Rows from a figure dataset:
>> Begin
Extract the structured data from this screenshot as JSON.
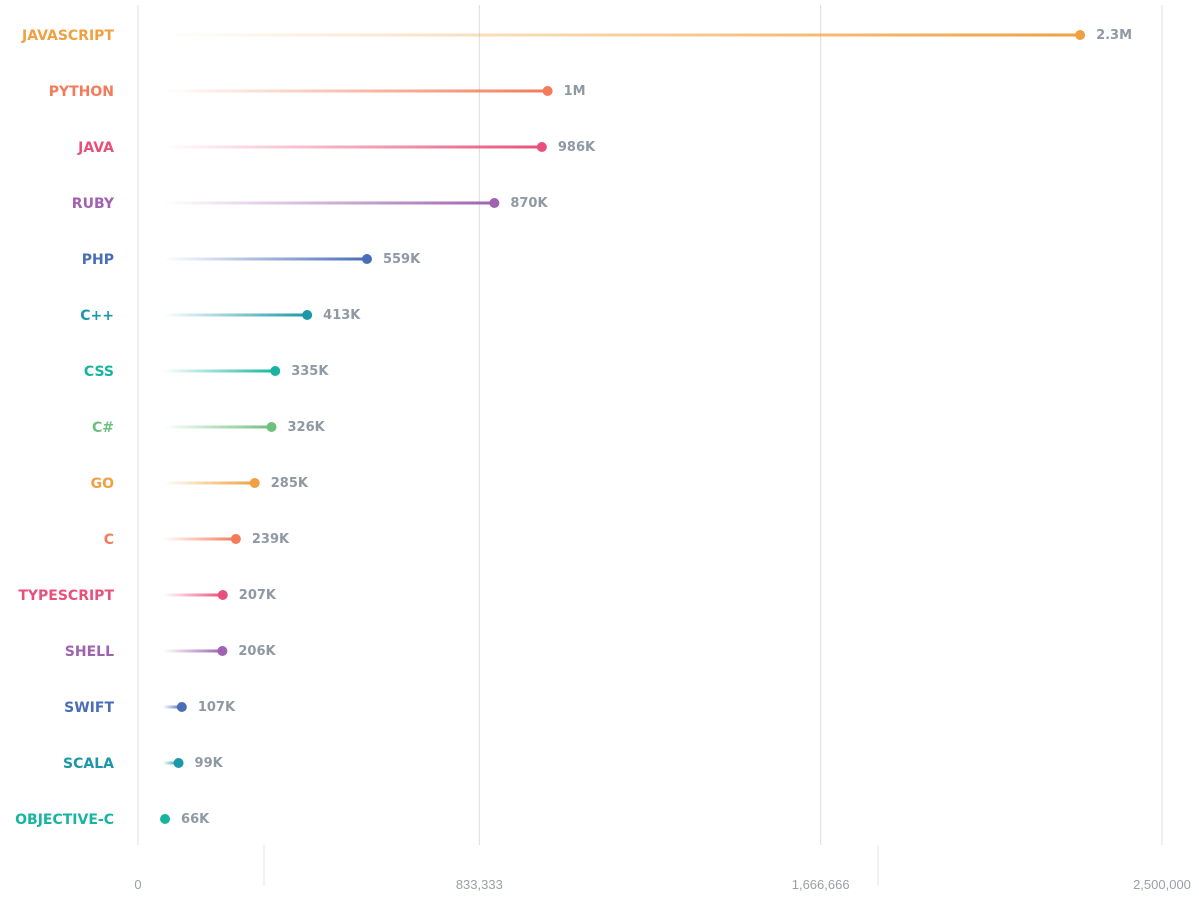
{
  "chart_data": {
    "type": "lollipop",
    "title": "",
    "xlabel": "",
    "ylabel": "",
    "xlim": [
      0,
      2500000
    ],
    "x_ticks": [
      0,
      833333,
      1666666,
      2500000
    ],
    "x_tick_labels": [
      "0",
      "833,333",
      "1,666,666",
      "2,500,000"
    ],
    "grid": true,
    "categories": [
      "JAVASCRIPT",
      "PYTHON",
      "JAVA",
      "RUBY",
      "PHP",
      "C++",
      "CSS",
      "C#",
      "GO",
      "C",
      "TYPESCRIPT",
      "SHELL",
      "SWIFT",
      "SCALA",
      "OBJECTIVE-C"
    ],
    "values": [
      2300000,
      1000000,
      986000,
      870000,
      559000,
      413000,
      335000,
      326000,
      285000,
      239000,
      207000,
      206000,
      107000,
      99000,
      66000
    ],
    "value_labels": [
      "2.3M",
      "1M",
      "986K",
      "870K",
      "559K",
      "413K",
      "335K",
      "326K",
      "285K",
      "239K",
      "207K",
      "206K",
      "107K",
      "99K",
      "66K"
    ],
    "colors": [
      "#f0a040",
      "#f47a5a",
      "#e8507a",
      "#a062b0",
      "#4a6db8",
      "#1a98a8",
      "#17b5a0",
      "#6ec07e",
      "#f0a040",
      "#f47a5a",
      "#e8507a",
      "#a062b0",
      "#4a6db8",
      "#1a98a8",
      "#17b5a0"
    ]
  }
}
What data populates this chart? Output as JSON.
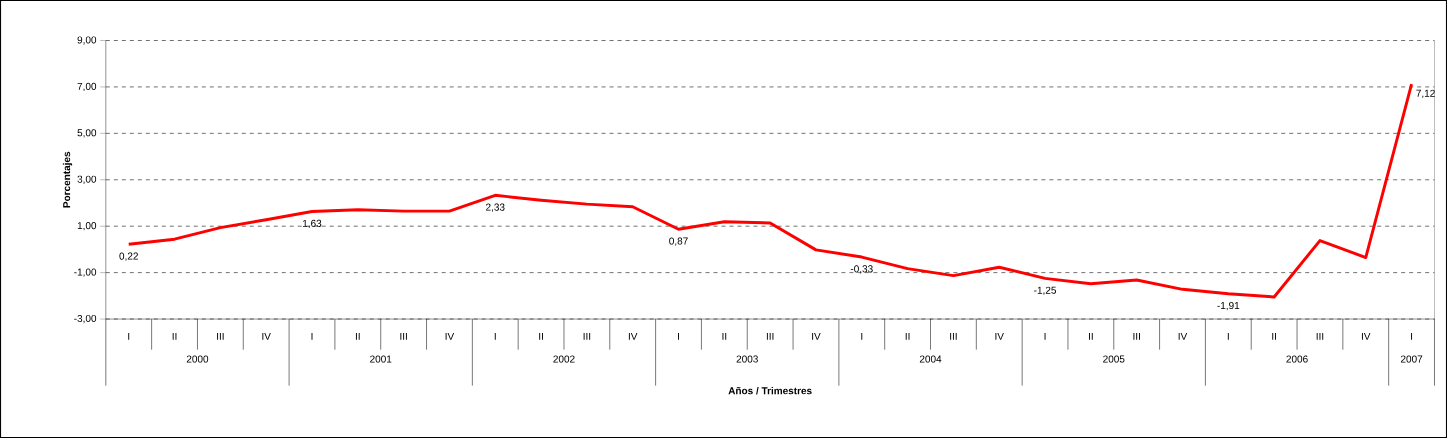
{
  "chart_data": {
    "type": "line",
    "xlabel": "Años / Trimestres",
    "ylabel": "Porcentajes",
    "categories": [
      "I",
      "II",
      "III",
      "IV",
      "I",
      "II",
      "III",
      "IV",
      "I",
      "II",
      "III",
      "IV",
      "I",
      "II",
      "III",
      "IV",
      "I",
      "II",
      "III",
      "IV",
      "I",
      "II",
      "III",
      "IV",
      "I",
      "II",
      "III",
      "IV",
      "I"
    ],
    "series": [
      {
        "color": "#ff0000",
        "values": [
          0.22,
          0.44,
          0.94,
          1.28,
          1.63,
          1.71,
          1.65,
          1.65,
          2.33,
          2.12,
          1.95,
          1.84,
          0.87,
          1.19,
          1.14,
          -0.02,
          -0.33,
          -0.83,
          -1.13,
          -0.77,
          -1.25,
          -1.48,
          -1.32,
          -1.72,
          -1.91,
          -2.05,
          0.38,
          -0.35,
          7.12
        ],
        "value_labels": [
          "0,22",
          null,
          null,
          null,
          "1,63",
          null,
          null,
          null,
          "2,33",
          null,
          null,
          null,
          "0,87",
          null,
          null,
          null,
          "-0,33",
          null,
          null,
          null,
          "-1,25",
          null,
          null,
          null,
          "-1,91",
          null,
          null,
          null,
          "7,12"
        ]
      }
    ],
    "annotations": [
      "2000",
      "2001",
      "2002",
      "2003",
      "2004",
      "2005",
      "2006",
      "2007"
    ],
    "ylim": [
      -3,
      9
    ],
    "yticks": [
      {
        "value": -3,
        "label": "-3,00"
      },
      {
        "value": -1,
        "label": "-1,00"
      },
      {
        "value": 1,
        "label": "1,00"
      },
      {
        "value": 3,
        "label": "3,00"
      },
      {
        "value": 5,
        "label": "5,00"
      },
      {
        "value": 7,
        "label": "7,00"
      },
      {
        "value": 9,
        "label": "9,00"
      }
    ],
    "grid": "y",
    "marker": "none",
    "line_style": "solid"
  }
}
>> End
### REQUEST
Every record above should be written out again without change, except that the pictures are left out.

### IN RESPONSE
Extract the structured data from this screenshot as JSON.
{
  "chart_data": {
    "type": "lollipop",
    "title": "",
    "xlabel": "",
    "ylabel": "",
    "xlim": [
      0,
      2500000
    ],
    "x_ticks": [
      0,
      833333,
      1666666,
      2500000
    ],
    "x_tick_labels": [
      "0",
      "833,333",
      "1,666,666",
      "2,500,000"
    ],
    "grid": true,
    "categories": [
      "JAVASCRIPT",
      "PYTHON",
      "JAVA",
      "RUBY",
      "PHP",
      "C++",
      "CSS",
      "C#",
      "GO",
      "C",
      "TYPESCRIPT",
      "SHELL",
      "SWIFT",
      "SCALA",
      "OBJECTIVE-C"
    ],
    "values": [
      2300000,
      1000000,
      986000,
      870000,
      559000,
      413000,
      335000,
      326000,
      285000,
      239000,
      207000,
      206000,
      107000,
      99000,
      66000
    ],
    "value_labels": [
      "2.3M",
      "1M",
      "986K",
      "870K",
      "559K",
      "413K",
      "335K",
      "326K",
      "285K",
      "239K",
      "207K",
      "206K",
      "107K",
      "99K",
      "66K"
    ],
    "colors": [
      "#f0a040",
      "#f47a5a",
      "#e8507a",
      "#a062b0",
      "#4a6db8",
      "#1a98a8",
      "#17b5a0",
      "#6ec07e",
      "#f0a040",
      "#f47a5a",
      "#e8507a",
      "#a062b0",
      "#4a6db8",
      "#1a98a8",
      "#17b5a0"
    ]
  }
}
What data populates this chart? Output as JSON.
{
  "chart_data": {
    "type": "line",
    "xlabel": "Años / Trimestres",
    "ylabel": "Porcentajes",
    "categories": [
      "I",
      "II",
      "III",
      "IV",
      "I",
      "II",
      "III",
      "IV",
      "I",
      "II",
      "III",
      "IV",
      "I",
      "II",
      "III",
      "IV",
      "I",
      "II",
      "III",
      "IV",
      "I",
      "II",
      "III",
      "IV",
      "I",
      "II",
      "III",
      "IV",
      "I"
    ],
    "series": [
      {
        "color": "#ff0000",
        "values": [
          0.22,
          0.44,
          0.94,
          1.28,
          1.63,
          1.71,
          1.65,
          1.65,
          2.33,
          2.12,
          1.95,
          1.84,
          0.87,
          1.19,
          1.14,
          -0.02,
          -0.33,
          -0.83,
          -1.13,
          -0.77,
          -1.25,
          -1.48,
          -1.32,
          -1.72,
          -1.91,
          -2.05,
          0.38,
          -0.35,
          7.12
        ],
        "value_labels": [
          "0,22",
          null,
          null,
          null,
          "1,63",
          null,
          null,
          null,
          "2,33",
          null,
          null,
          null,
          "0,87",
          null,
          null,
          null,
          "-0,33",
          null,
          null,
          null,
          "-1,25",
          null,
          null,
          null,
          "-1,91",
          null,
          null,
          null,
          "7,12"
        ]
      }
    ],
    "annotations": [
      "2000",
      "2001",
      "2002",
      "2003",
      "2004",
      "2005",
      "2006",
      "2007"
    ],
    "ylim": [
      -3,
      9
    ],
    "yticks": [
      {
        "value": -3,
        "label": "-3,00"
      },
      {
        "value": -1,
        "label": "-1,00"
      },
      {
        "value": 1,
        "label": "1,00"
      },
      {
        "value": 3,
        "label": "3,00"
      },
      {
        "value": 5,
        "label": "5,00"
      },
      {
        "value": 7,
        "label": "7,00"
      },
      {
        "value": 9,
        "label": "9,00"
      }
    ],
    "grid": "y",
    "marker": "none",
    "line_style": "solid"
  }
}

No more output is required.